▶ Dataset rows:

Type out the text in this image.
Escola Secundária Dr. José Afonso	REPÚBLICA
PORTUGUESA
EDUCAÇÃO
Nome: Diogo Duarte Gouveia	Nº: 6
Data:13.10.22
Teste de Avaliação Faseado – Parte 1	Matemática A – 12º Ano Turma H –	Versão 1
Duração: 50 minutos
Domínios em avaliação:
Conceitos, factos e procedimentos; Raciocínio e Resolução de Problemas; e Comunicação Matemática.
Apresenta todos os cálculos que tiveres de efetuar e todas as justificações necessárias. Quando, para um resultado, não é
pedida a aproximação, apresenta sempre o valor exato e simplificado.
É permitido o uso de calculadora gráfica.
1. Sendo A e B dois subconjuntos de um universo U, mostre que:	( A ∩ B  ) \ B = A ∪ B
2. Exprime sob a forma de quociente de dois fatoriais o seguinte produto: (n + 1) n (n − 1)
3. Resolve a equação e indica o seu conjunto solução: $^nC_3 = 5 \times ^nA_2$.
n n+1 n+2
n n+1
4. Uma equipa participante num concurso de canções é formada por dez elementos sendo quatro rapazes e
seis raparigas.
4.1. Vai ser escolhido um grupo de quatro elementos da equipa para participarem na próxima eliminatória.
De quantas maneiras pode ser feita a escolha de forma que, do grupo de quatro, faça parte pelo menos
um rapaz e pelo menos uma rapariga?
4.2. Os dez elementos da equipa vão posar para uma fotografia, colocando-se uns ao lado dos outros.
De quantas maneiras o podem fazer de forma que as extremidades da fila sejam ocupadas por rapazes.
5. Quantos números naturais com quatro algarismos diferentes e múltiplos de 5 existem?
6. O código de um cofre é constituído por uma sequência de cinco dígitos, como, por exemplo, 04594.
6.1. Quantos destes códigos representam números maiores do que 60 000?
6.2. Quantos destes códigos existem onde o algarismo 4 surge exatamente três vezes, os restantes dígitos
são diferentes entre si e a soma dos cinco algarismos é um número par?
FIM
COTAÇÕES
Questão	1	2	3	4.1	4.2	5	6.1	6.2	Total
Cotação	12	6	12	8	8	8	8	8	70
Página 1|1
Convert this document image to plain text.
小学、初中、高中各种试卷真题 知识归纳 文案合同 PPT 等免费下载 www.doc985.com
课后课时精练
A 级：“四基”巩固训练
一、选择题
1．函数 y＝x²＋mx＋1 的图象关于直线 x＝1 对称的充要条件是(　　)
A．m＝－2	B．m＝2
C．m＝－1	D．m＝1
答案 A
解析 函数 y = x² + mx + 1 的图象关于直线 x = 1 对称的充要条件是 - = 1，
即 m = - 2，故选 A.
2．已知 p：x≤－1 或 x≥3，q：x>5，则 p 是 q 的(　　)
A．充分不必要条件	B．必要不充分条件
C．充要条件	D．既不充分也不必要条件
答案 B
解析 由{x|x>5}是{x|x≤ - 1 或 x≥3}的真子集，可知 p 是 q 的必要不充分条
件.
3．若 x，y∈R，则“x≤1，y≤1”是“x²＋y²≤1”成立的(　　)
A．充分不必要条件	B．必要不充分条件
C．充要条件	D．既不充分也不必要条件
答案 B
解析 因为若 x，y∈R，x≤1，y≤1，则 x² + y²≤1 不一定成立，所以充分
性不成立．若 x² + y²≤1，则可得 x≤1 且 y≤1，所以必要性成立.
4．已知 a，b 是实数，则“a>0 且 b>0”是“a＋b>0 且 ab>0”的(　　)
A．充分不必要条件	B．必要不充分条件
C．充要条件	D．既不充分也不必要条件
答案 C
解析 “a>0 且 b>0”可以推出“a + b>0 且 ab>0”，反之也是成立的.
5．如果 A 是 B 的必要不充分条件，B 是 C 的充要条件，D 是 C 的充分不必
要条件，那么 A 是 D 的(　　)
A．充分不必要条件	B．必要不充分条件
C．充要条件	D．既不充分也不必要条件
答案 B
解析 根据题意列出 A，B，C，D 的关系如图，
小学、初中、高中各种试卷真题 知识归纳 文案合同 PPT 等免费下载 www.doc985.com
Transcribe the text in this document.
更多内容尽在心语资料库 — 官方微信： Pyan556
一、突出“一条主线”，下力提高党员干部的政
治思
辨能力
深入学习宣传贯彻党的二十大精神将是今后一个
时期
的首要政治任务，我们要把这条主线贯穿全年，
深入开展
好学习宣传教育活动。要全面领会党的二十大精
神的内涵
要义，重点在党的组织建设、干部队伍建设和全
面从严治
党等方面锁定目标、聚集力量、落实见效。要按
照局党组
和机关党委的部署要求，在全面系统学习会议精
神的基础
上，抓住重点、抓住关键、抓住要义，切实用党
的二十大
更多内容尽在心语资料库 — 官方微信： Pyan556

▶ DIRECTION:
Retype exactly the lines from the one containing "Convert this document image to plain text." through the last line of the records above, including both.

▶ CORRECT RESPONSE:
Convert this document image to plain text.
小学、初中、高中各种试卷真题 知识归纳 文案合同 PPT 等免费下载 www.doc985.com
课后课时精练
A 级：“四基”巩固训练
一、选择题
1．函数 y＝x²＋mx＋1 的图象关于直线 x＝1 对称的充要条件是(　　)
A．m＝－2	B．m＝2
C．m＝－1	D．m＝1
答案 A
解析 函数 y = x² + mx + 1 的图象关于直线 x = 1 对称的充要条件是 - = 1，
即 m = - 2，故选 A.
2．已知 p：x≤－1 或 x≥3，q：x>5，则 p 是 q 的(　　)
A．充分不必要条件	B．必要不充分条件
C．充要条件	D．既不充分也不必要条件
答案 B
解析 由{x|x>5}是{x|x≤ - 1 或 x≥3}的真子集，可知 p 是 q 的必要不充分条
件.
3．若 x，y∈R，则“x≤1，y≤1”是“x²＋y²≤1”成立的(　　)
A．充分不必要条件	B．必要不充分条件
C．充要条件	D．既不充分也不必要条件
答案 B
解析 因为若 x，y∈R，x≤1，y≤1，则 x² + y²≤1 不一定成立，所以充分
性不成立．若 x² + y²≤1，则可得 x≤1 且 y≤1，所以必要性成立.
4．已知 a，b 是实数，则“a>0 且 b>0”是“a＋b>0 且 ab>0”的(　　)
A．充分不必要条件	B．必要不充分条件
C．充要条件	D．既不充分也不必要条件
答案 C
解析 “a>0 且 b>0”可以推出“a + b>0 且 ab>0”，反之也是成立的.
5．如果 A 是 B 的必要不充分条件，B 是 C 的充要条件，D 是 C 的充分不必
要条件，那么 A 是 D 的(　　)
A．充分不必要条件	B．必要不充分条件
C．充要条件	D．既不充分也不必要条件
答案 B
解析 根据题意列出 A，B，C，D 的关系如图，
小学、初中、高中各种试卷真题 知识归纳 文案合同 PPT 等免费下载 www.doc985.com
Transcribe the text in this document.
更多内容尽在心语资料库 — 官方微信： Pyan556
一、突出“一条主线”，下力提高党员干部的政
治思
辨能力
深入学习宣传贯彻党的二十大精神将是今后一个
时期
的首要政治任务，我们要把这条主线贯穿全年，
深入开展
好学习宣传教育活动。要全面领会党的二十大精
神的内涵
要义，重点在党的组织建设、干部队伍建设和全
面从严治
党等方面锁定目标、聚集力量、落实见效。要按
照局党组
和机关党委的部署要求，在全面系统学习会议精
神的基础
上，抓住重点、抓住关键、抓住要义，切实用党
的二十大
更多内容尽在心语资料库 — 官方微信： Pyan556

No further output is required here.